Países semiemergentes, China, Rússia e o
capitalismo monopólico generalizado [1]
Entrevista concedida a Irene León, Fedaeps*,
março/2012
“El
mundo visto desde el Sur” (Parte
l)
Traduzido pelo pessoal da Vila Vudu
Leia também:
Irene León |
ENTREVISTADORA:
Gostaríamos de dividir a entrevista em
três partes distintas, mas relacionadas: sua visão do mundo e as possibilidades
de mudar o mundo; sua proposta conceitual e política – a ideia da implosão do
capitalismo e a ideia de nos desconectar dele; e o contexto mundial, visto
especialmente do Oriente Médio e da África. Comecemos pela primeira parte: como
o senhor vê o mundo, do sul, a partir de uma perspectiva do sul?
Samir Amin |
SAMIR
AMIN: Sua
pergunta não é simples. Proponho também minhas três partes. Começaremos por
sugerir três características importantes e decisivas do capitalismo
contemporâneo. Não do capitalismo em geral, mas do capitalismo contemporâneo: o
que tem de novo, o que caracteriza o capitalismo contemporâneo (Parte 1 da
entrevista). Em segundo lugar, trataremos a natureza da atual crise a qual, mais
que uma crise, tenho definido como uma implosão do sistema capitalista
contemporâneo (Parte 2 da entrevista, em tradução). Em terceiro lugar,
sob o mesmo critério e no mesmo campo, analisaremos as estratégias e as forças
reacionárias hoje dominantes, quero dizer, do capitalismo dominante, da trinca
imperialista Estados Unidos-Europa-Japão e de seus aliados reacionário em todo o
mundo (“Samir Amin: Parte III - Estratégias imperialistas e lutas políticas”, 10/9/2012, em português).

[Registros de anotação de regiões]
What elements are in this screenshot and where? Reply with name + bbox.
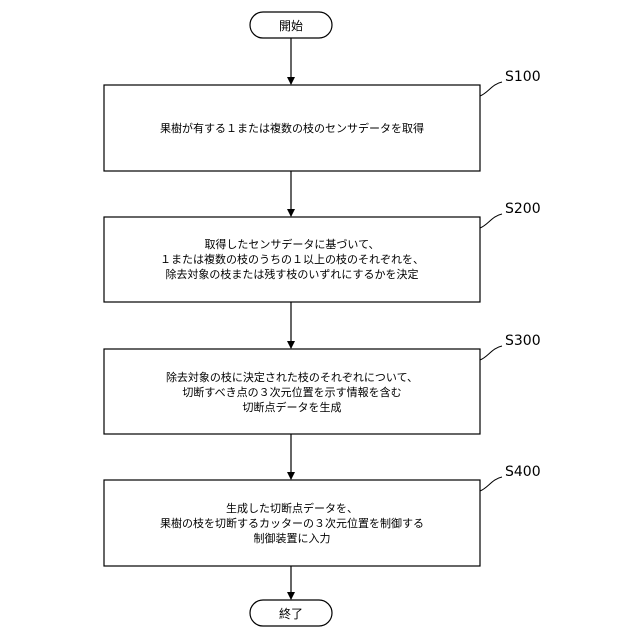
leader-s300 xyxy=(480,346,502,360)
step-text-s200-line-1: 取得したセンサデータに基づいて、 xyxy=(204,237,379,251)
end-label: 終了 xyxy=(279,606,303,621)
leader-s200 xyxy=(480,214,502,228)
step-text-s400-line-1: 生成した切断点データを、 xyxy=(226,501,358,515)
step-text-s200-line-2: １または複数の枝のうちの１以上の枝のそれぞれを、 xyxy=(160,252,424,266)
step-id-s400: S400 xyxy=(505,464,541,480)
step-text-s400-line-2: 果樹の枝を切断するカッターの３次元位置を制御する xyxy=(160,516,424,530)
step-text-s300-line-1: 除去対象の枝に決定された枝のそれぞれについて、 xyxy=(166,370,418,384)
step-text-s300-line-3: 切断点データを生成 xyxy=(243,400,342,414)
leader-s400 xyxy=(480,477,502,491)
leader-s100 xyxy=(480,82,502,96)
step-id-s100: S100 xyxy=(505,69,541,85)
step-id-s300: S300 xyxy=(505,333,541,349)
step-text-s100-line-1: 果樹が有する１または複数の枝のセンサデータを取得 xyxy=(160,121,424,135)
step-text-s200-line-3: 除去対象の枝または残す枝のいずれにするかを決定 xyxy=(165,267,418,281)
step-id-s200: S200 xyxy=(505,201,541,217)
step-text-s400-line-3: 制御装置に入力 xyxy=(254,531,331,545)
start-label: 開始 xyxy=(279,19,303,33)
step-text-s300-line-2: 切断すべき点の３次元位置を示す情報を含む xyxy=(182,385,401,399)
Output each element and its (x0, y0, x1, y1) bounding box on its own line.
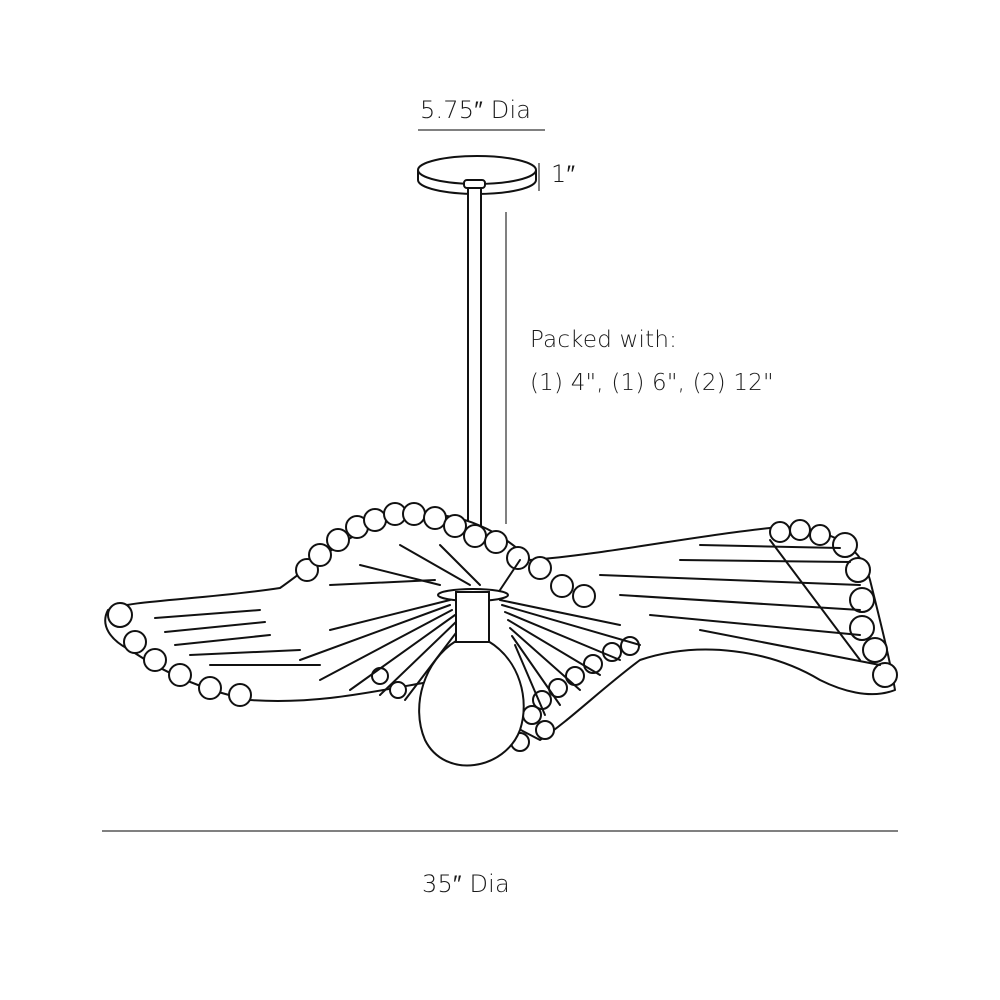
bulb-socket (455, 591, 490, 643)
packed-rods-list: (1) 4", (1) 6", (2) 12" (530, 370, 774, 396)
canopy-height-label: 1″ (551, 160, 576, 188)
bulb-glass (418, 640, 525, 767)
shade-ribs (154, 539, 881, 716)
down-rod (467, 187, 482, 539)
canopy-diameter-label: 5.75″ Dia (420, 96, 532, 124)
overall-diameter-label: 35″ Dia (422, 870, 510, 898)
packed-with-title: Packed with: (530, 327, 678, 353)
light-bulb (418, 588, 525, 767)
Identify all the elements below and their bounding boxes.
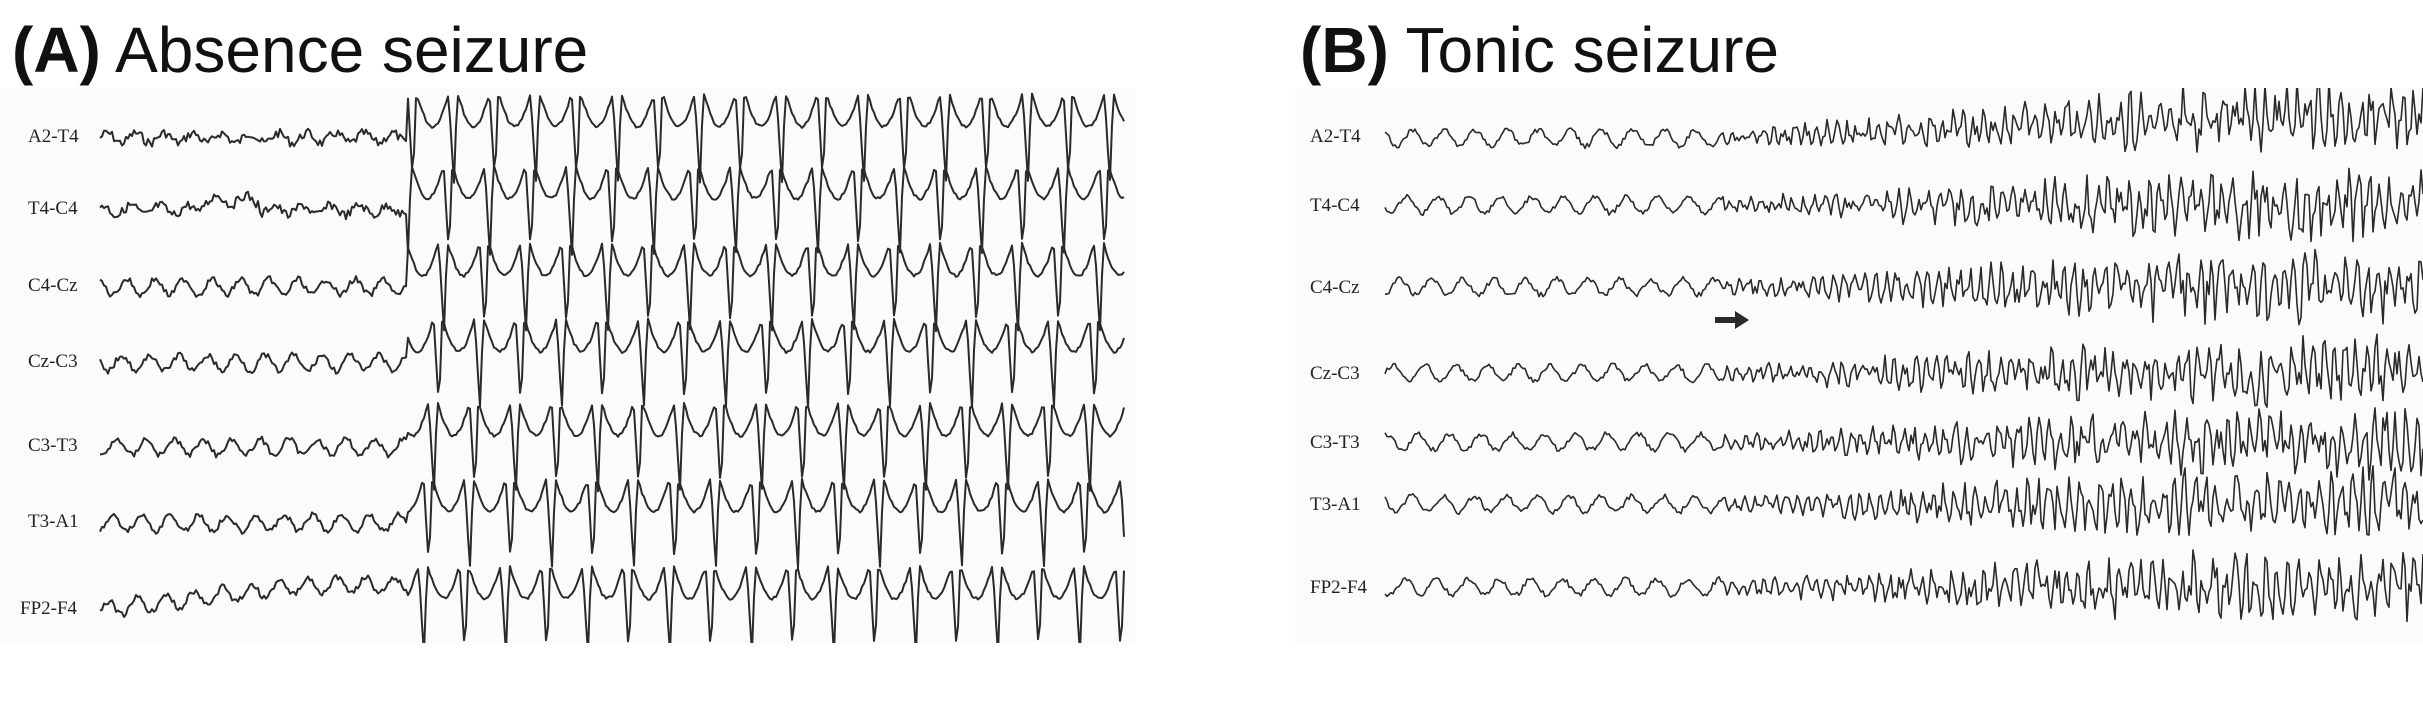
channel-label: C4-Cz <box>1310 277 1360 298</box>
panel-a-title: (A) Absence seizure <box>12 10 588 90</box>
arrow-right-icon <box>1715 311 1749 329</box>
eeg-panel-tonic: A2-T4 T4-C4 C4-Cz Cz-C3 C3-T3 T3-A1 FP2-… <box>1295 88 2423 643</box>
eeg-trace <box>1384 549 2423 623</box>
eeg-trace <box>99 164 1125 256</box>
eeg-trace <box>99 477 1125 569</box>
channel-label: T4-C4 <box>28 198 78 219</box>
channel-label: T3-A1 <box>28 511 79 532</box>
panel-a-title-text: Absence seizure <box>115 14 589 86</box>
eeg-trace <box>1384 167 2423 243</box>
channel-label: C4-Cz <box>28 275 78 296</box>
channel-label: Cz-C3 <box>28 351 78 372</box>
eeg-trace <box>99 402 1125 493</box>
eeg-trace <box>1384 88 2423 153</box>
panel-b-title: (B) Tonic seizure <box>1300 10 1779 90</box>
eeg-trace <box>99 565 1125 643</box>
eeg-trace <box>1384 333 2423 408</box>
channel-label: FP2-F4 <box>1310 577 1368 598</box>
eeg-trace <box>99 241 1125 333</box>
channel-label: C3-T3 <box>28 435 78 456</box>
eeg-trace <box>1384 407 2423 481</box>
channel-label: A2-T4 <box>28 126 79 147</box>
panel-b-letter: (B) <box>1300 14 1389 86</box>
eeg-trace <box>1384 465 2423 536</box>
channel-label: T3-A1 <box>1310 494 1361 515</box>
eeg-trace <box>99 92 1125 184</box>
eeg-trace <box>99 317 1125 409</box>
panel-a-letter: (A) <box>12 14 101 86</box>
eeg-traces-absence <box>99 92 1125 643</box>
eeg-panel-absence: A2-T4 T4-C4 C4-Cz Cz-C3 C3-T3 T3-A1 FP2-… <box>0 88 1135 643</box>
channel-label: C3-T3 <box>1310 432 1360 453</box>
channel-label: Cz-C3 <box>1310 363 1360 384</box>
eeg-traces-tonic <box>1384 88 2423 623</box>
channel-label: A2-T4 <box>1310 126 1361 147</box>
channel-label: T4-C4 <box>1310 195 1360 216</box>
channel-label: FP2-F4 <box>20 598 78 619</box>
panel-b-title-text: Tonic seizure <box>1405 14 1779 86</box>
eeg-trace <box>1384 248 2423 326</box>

§ Problema curto A
Liste as partes em que a entrevistadora propõe dividir a entrevista, conforme o trecho.
§ Problema curto B
Copie da listagem as linhas começando na que contém "leader-s300 xyxy=(480,346,502,360)" e terminando na que contém "Output each element", com as duas incluídas.
O trecho e a listagem têm origens diferentes.

§ Resposta esperada A
- Sua visão do mundo e as possibilidades de mudar o mundo
- Sua proposta conceitual e política: a ideia da implosão do capitalismo e a ideia de nos desconectar dele
- O contexto mundial, visto especialmente do Oriente Médio e da África

§ Resposta esperada B
leader-s300 xyxy=(480,346,502,360)
step-text-s200-line-1: 取得したセンサデータに基づいて、 xyxy=(204,237,379,251)
end-label: 終了 xyxy=(279,606,303,621)
leader-s200 xyxy=(480,214,502,228)
step-text-s400-line-1: 生成した切断点データを、 xyxy=(226,501,358,515)
step-text-s200-line-2: １または複数の枝のうちの１以上の枝のそれぞれを、 xyxy=(160,252,424,266)
step-id-s400: S400 xyxy=(505,464,541,480)
step-text-s400-line-2: 果樹の枝を切断するカッターの３次元位置を制御する xyxy=(160,516,424,530)
step-text-s300-line-1: 除去対象の枝に決定された枝のそれぞれについて、 xyxy=(166,370,418,384)
step-text-s300-line-3: 切断点データを生成 xyxy=(243,400,342,414)
leader-s400 xyxy=(480,477,502,491)
leader-s100 xyxy=(480,82,502,96)
step-id-s100: S100 xyxy=(505,69,541,85)
step-id-s300: S300 xyxy=(505,333,541,349)
step-text-s100-line-1: 果樹が有する１または複数の枝のセンサデータを取得 xyxy=(160,121,424,135)
step-text-s200-line-3: 除去対象の枝または残す枝のいずれにするかを決定 xyxy=(165,267,418,281)
step-id-s200: S200 xyxy=(505,201,541,217)
step-text-s400-line-3: 制御装置に入力 xyxy=(254,531,331,545)
start-label: 開始 xyxy=(279,19,303,33)
step-text-s300-line-2: 切断すべき点の３次元位置を示す情報を含む xyxy=(182,385,401,399)
Output each element and its (x0, y0, x1, y1) bounding box on its own line.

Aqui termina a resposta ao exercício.